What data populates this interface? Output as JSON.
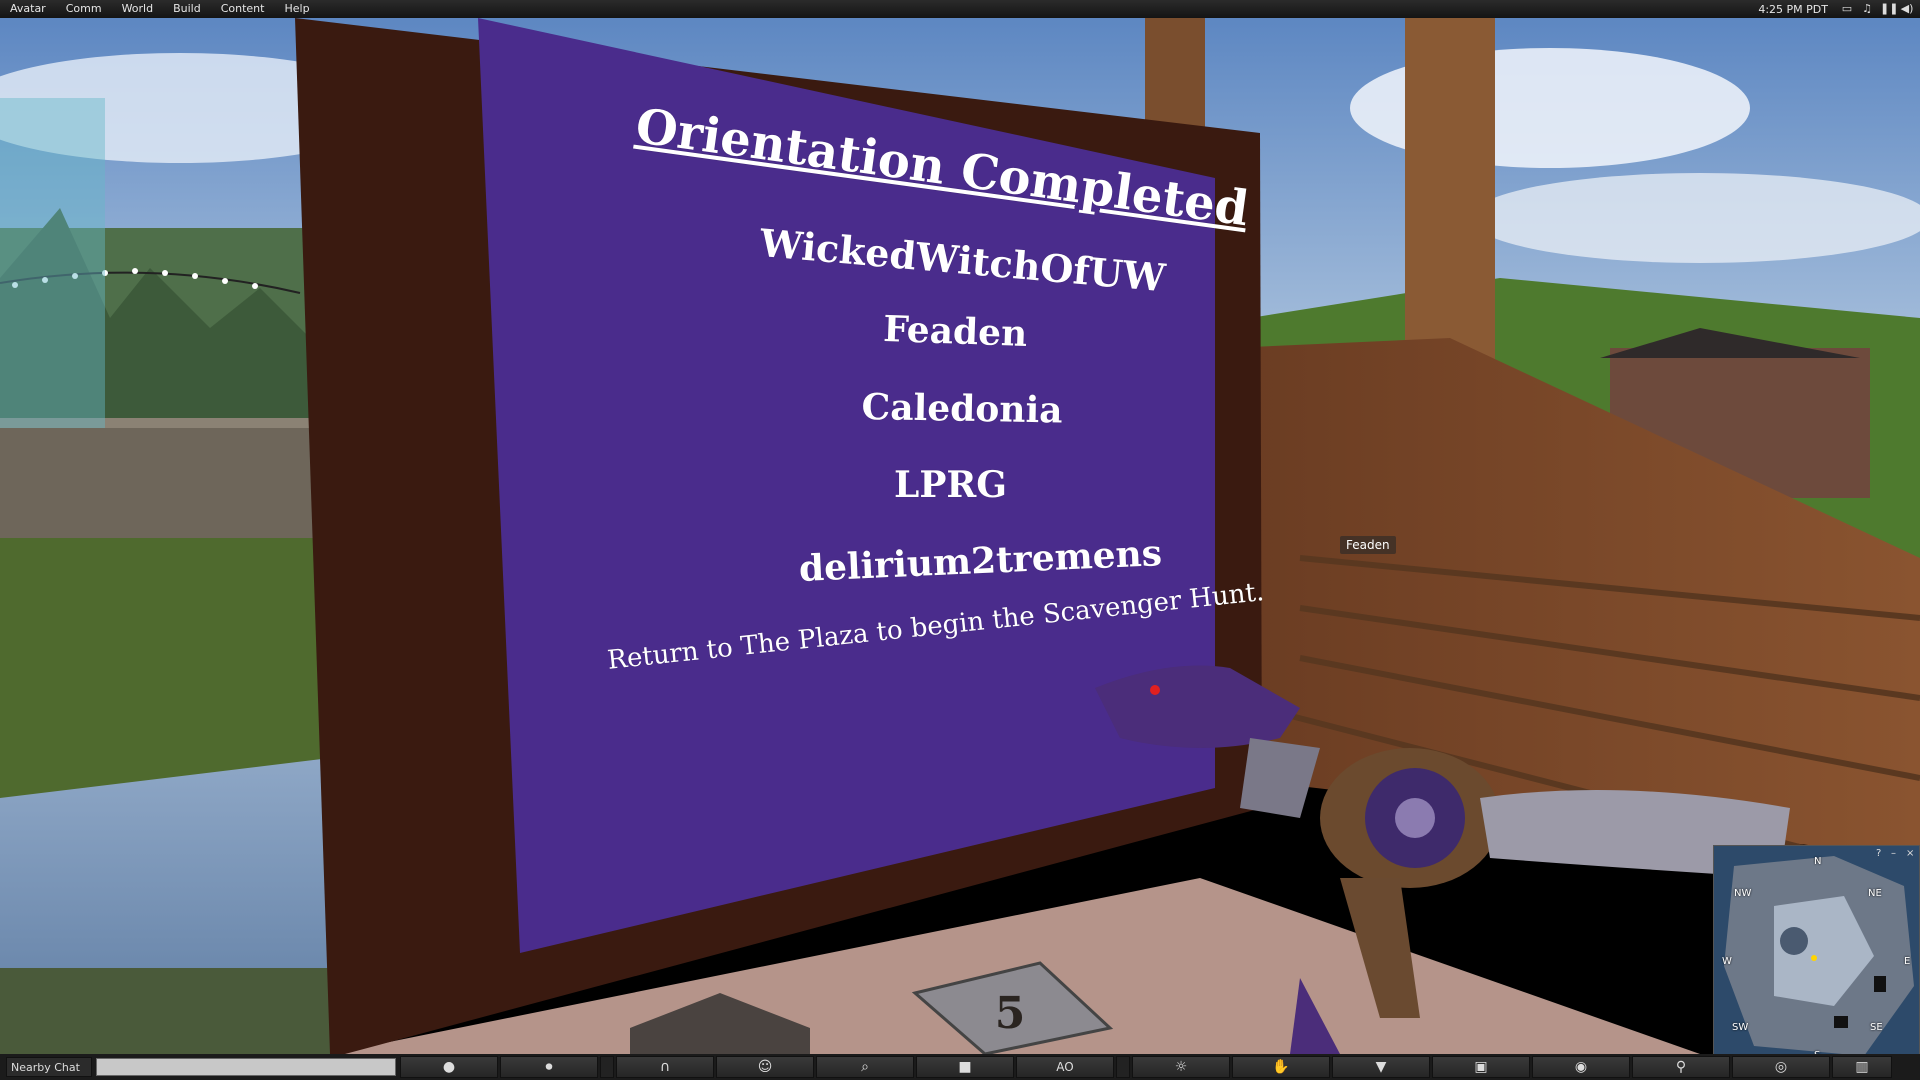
{
  "menubar": {
    "items": [
      "Avatar",
      "Comm",
      "World",
      "Build",
      "Content",
      "Help"
    ],
    "clock": "4:25 PM PDT"
  },
  "sign": {
    "title": "Orientation Completed",
    "names": [
      "WickedWitchOfUW",
      "Feaden",
      "Caledonia",
      "LPRG",
      "delirium2tremens"
    ],
    "message": "Return to The Plaza to begin the Scavenger Hunt."
  },
  "avatar_tag": "Feaden",
  "floor_tile_number": "5",
  "minimap": {
    "labels": [
      "N",
      "NW",
      "NE",
      "W",
      "E",
      "SW",
      "SE",
      "S"
    ],
    "controls": [
      "?",
      "–",
      "×"
    ]
  },
  "bottombar": {
    "chat_label": "Nearby Chat",
    "chat_value": "",
    "buttons": [
      {
        "name": "speak",
        "label": "",
        "icon": "speech-bubble-icon"
      },
      {
        "name": "voice",
        "label": "",
        "icon": "microphone-icon"
      },
      {
        "name": "audio",
        "label": "",
        "icon": "headphones-icon"
      },
      {
        "name": "people",
        "label": "",
        "icon": "people-icon"
      },
      {
        "name": "search",
        "label": "",
        "icon": "search-icon"
      },
      {
        "name": "snapshot",
        "label": "",
        "icon": "camera-icon"
      },
      {
        "name": "ao",
        "label": "AO",
        "icon": ""
      },
      {
        "name": "gestures",
        "label": "",
        "icon": "gesture-icon"
      },
      {
        "name": "build",
        "label": "",
        "icon": "build-icon"
      },
      {
        "name": "appearance",
        "label": "",
        "icon": "shirt-icon"
      },
      {
        "name": "inventory",
        "label": "",
        "icon": "inventory-icon"
      },
      {
        "name": "view",
        "label": "",
        "icon": "eye-icon"
      },
      {
        "name": "move",
        "label": "",
        "icon": "walk-icon"
      },
      {
        "name": "minimap",
        "label": "",
        "icon": "radar-icon"
      },
      {
        "name": "world-map",
        "label": "",
        "icon": "map-icon"
      }
    ]
  },
  "colors": {
    "sign_purple": "#4a2c8c",
    "frame_brown": "#3a1a10",
    "sky": "#7fa7d4"
  }
}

# # # #

◆ **Exercise description**
Give every record again exactly, apart from the pictures, which stay out.

◆ **Solution for this exercise**
What data populates this interface? Output as JSON.
{
  "menubar": {
    "items": [
      "Avatar",
      "Comm",
      "World",
      "Build",
      "Content",
      "Help"
    ],
    "clock": "4:25 PM PDT"
  },
  "sign": {
    "title": "Orientation Completed",
    "names": [
      "WickedWitchOfUW",
      "Feaden",
      "Caledonia",
      "LPRG",
      "delirium2tremens"
    ],
    "message": "Return to The Plaza to begin the Scavenger Hunt."
  },
  "avatar_tag": "Feaden",
  "floor_tile_number": "5",
  "minimap": {
    "labels": [
      "N",
      "NW",
      "NE",
      "W",
      "E",
      "SW",
      "SE",
      "S"
    ],
    "controls": [
      "?",
      "–",
      "×"
    ]
  },
  "bottombar": {
    "chat_label": "Nearby Chat",
    "chat_value": "",
    "buttons": [
      {
        "name": "speak",
        "label": "",
        "icon": "speech-bubble-icon"
      },
      {
        "name": "voice",
        "label": "",
        "icon": "microphone-icon"
      },
      {
        "name": "audio",
        "label": "",
        "icon": "headphones-icon"
      },
      {
        "name": "people",
        "label": "",
        "icon": "people-icon"
      },
      {
        "name": "search",
        "label": "",
        "icon": "search-icon"
      },
      {
        "name": "snapshot",
        "label": "",
        "icon": "camera-icon"
      },
      {
        "name": "ao",
        "label": "AO",
        "icon": ""
      },
      {
        "name": "gestures",
        "label": "",
        "icon": "gesture-icon"
      },
      {
        "name": "build",
        "label": "",
        "icon": "build-icon"
      },
      {
        "name": "appearance",
        "label": "",
        "icon": "shirt-icon"
      },
      {
        "name": "inventory",
        "label": "",
        "icon": "inventory-icon"
      },
      {
        "name": "view",
        "label": "",
        "icon": "eye-icon"
      },
      {
        "name": "move",
        "label": "",
        "icon": "walk-icon"
      },
      {
        "name": "minimap",
        "label": "",
        "icon": "radar-icon"
      },
      {
        "name": "world-map",
        "label": "",
        "icon": "map-icon"
      }
    ]
  },
  "colors": {
    "sign_purple": "#4a2c8c",
    "frame_brown": "#3a1a10",
    "sky": "#7fa7d4"
  }
}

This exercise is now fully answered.